▸ **Supplied data**:

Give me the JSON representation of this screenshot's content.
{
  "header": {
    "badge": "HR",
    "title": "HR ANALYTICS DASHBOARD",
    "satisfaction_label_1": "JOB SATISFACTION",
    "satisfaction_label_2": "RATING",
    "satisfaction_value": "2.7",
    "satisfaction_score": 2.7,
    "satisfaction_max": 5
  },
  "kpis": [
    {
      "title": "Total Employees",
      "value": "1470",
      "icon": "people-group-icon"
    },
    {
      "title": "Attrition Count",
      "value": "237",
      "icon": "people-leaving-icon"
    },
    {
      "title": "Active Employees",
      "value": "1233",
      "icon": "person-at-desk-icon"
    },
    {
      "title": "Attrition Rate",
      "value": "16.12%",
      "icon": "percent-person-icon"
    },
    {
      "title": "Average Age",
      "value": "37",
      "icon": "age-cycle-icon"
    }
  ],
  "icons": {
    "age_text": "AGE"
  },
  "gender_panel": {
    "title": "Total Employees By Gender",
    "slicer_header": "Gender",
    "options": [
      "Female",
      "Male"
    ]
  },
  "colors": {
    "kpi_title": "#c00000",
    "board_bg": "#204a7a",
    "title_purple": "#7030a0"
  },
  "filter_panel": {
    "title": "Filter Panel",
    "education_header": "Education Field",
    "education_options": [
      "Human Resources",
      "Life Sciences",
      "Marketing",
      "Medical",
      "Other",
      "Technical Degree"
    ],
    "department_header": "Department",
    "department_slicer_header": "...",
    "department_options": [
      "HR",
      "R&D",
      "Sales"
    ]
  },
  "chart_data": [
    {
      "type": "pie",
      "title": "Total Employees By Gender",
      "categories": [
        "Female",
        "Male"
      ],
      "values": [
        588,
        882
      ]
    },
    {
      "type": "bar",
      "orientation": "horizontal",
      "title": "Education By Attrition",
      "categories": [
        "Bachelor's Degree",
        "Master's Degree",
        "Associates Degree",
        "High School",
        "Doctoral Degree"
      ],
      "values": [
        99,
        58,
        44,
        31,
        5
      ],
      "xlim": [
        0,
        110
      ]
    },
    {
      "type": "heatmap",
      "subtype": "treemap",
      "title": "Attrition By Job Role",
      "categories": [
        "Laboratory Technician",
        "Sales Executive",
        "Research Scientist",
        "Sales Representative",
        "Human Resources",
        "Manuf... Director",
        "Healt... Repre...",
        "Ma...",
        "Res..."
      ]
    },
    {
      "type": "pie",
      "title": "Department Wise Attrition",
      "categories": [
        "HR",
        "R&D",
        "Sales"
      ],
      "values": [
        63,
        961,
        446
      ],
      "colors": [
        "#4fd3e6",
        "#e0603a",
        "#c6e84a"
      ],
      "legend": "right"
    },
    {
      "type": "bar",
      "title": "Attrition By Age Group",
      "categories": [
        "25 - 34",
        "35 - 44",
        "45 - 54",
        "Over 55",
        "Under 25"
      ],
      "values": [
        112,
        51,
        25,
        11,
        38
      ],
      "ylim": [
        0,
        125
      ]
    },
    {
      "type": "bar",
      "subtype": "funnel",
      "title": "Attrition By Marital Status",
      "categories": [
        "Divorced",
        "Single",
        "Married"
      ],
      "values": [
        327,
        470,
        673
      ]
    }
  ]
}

▸ **What the task asks**:
Gather every line containing the word "Total" and copy it.

▸ **Full response**:
      "title": "Total Employees",
    "title": "Total Employees By Gender",
      "title": "Total Employees By Gender",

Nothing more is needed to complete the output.